§ Task statement
From the entries below, extract every line that includes the word "University".

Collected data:
»»
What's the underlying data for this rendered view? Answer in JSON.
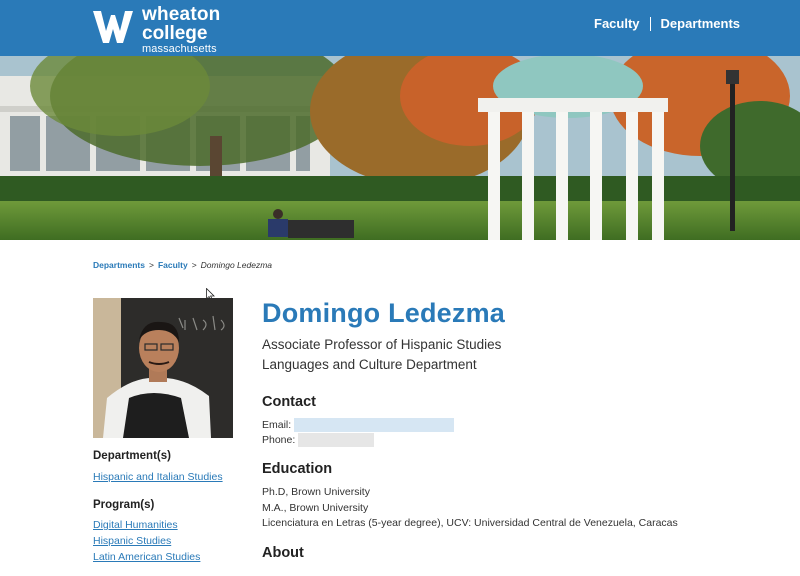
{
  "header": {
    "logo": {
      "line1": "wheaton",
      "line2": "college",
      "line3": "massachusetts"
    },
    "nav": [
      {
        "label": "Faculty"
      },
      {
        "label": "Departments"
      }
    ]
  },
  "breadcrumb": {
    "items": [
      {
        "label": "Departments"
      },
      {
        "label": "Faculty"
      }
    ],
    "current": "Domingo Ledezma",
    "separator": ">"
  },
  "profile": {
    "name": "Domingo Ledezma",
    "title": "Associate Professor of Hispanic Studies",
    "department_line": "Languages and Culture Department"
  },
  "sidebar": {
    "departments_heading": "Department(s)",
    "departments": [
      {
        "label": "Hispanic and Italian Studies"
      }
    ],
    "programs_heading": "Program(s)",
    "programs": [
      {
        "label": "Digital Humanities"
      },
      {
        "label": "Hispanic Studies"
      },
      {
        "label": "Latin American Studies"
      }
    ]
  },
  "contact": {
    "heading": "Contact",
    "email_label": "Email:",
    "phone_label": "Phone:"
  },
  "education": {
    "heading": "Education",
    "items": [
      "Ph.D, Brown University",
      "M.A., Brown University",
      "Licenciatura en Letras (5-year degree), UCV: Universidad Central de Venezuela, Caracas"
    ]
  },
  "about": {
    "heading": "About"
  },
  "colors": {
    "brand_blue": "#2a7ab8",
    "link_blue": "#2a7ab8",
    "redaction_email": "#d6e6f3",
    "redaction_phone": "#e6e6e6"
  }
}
««
§ Correct response
      "Ph.D, Brown University",
      "M.A., Brown University",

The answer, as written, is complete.